• **Records provided**
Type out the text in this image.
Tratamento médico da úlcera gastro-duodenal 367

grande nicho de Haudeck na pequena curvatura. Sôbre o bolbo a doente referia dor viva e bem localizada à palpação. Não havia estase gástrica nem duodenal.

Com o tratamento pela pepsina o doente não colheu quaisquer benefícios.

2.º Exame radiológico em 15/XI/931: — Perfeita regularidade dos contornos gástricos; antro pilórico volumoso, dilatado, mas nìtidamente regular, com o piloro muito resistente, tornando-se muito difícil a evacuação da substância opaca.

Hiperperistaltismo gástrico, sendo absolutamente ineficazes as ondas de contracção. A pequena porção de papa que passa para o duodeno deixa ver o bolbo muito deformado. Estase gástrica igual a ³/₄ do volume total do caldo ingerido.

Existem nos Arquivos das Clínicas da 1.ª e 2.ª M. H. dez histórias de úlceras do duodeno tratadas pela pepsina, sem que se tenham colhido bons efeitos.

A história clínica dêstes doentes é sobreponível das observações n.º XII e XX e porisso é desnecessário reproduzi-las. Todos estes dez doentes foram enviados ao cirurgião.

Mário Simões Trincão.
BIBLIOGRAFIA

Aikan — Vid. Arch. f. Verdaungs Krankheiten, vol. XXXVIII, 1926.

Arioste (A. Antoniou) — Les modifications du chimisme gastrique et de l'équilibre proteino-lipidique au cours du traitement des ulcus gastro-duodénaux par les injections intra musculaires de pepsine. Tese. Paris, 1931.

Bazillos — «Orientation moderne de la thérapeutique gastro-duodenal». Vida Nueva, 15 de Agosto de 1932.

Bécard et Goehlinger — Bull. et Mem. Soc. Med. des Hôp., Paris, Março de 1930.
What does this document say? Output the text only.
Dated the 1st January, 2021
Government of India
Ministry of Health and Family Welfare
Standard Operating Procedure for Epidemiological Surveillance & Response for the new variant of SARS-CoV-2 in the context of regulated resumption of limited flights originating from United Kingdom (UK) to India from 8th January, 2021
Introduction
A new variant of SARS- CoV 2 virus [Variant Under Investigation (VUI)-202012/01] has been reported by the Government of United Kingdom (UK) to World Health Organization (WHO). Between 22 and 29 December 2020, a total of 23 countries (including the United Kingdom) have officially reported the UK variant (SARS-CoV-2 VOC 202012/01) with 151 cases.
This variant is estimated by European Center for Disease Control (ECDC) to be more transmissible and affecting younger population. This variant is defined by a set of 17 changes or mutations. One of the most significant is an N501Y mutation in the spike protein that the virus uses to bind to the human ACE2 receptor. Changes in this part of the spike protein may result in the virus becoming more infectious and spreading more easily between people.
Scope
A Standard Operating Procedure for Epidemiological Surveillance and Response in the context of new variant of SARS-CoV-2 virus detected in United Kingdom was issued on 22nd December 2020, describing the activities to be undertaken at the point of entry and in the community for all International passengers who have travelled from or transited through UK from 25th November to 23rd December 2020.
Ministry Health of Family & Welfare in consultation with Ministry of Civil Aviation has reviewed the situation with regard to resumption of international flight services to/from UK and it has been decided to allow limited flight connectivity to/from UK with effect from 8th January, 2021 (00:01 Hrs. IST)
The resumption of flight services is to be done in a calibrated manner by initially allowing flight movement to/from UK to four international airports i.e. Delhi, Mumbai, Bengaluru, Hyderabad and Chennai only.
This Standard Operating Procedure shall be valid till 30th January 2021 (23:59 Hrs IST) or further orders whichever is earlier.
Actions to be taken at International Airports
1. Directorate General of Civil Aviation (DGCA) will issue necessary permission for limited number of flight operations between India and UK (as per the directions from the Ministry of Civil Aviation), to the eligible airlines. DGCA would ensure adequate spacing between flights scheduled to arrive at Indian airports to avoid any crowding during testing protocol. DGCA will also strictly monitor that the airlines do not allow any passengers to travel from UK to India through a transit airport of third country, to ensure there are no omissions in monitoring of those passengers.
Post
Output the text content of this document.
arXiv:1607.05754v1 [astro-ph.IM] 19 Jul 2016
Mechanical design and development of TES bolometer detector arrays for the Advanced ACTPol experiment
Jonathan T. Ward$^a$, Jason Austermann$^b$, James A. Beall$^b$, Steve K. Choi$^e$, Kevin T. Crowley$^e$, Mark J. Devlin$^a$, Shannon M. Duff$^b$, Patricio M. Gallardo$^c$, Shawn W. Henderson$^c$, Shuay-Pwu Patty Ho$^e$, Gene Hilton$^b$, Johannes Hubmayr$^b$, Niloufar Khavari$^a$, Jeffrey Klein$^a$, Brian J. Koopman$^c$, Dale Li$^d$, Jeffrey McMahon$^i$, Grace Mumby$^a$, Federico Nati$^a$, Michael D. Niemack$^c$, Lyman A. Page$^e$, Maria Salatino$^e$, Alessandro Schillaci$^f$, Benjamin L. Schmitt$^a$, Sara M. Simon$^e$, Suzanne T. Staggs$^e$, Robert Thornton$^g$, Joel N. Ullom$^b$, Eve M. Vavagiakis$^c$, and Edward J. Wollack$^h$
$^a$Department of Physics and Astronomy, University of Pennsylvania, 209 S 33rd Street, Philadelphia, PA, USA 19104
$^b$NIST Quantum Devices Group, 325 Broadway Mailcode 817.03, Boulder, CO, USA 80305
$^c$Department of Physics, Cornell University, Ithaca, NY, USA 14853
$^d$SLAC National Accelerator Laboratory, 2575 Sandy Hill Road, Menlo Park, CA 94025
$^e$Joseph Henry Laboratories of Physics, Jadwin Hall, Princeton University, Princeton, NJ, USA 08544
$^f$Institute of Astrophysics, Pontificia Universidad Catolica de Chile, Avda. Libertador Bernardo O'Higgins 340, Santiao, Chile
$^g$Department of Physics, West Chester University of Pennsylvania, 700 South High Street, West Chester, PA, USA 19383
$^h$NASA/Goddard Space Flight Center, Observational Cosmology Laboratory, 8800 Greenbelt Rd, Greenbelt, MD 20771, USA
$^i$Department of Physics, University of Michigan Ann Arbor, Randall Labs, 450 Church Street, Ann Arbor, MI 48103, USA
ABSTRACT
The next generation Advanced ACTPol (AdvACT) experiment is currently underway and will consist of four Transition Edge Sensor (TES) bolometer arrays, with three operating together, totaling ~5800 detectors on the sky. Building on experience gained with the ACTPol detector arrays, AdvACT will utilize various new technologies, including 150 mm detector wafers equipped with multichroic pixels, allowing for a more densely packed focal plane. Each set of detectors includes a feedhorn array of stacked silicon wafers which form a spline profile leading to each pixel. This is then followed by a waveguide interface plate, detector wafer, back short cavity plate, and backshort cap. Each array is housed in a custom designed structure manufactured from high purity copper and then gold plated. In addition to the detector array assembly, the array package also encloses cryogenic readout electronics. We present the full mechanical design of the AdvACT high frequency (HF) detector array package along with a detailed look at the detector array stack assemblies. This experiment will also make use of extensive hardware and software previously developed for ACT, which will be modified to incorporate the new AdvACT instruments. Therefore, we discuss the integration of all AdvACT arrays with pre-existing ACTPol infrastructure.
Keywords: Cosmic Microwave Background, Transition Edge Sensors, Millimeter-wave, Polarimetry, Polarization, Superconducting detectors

• **Goal of the exercise**
How many lines of the material above contain the string "Family"? Answer with the number only.

• **Solution to the problem**
2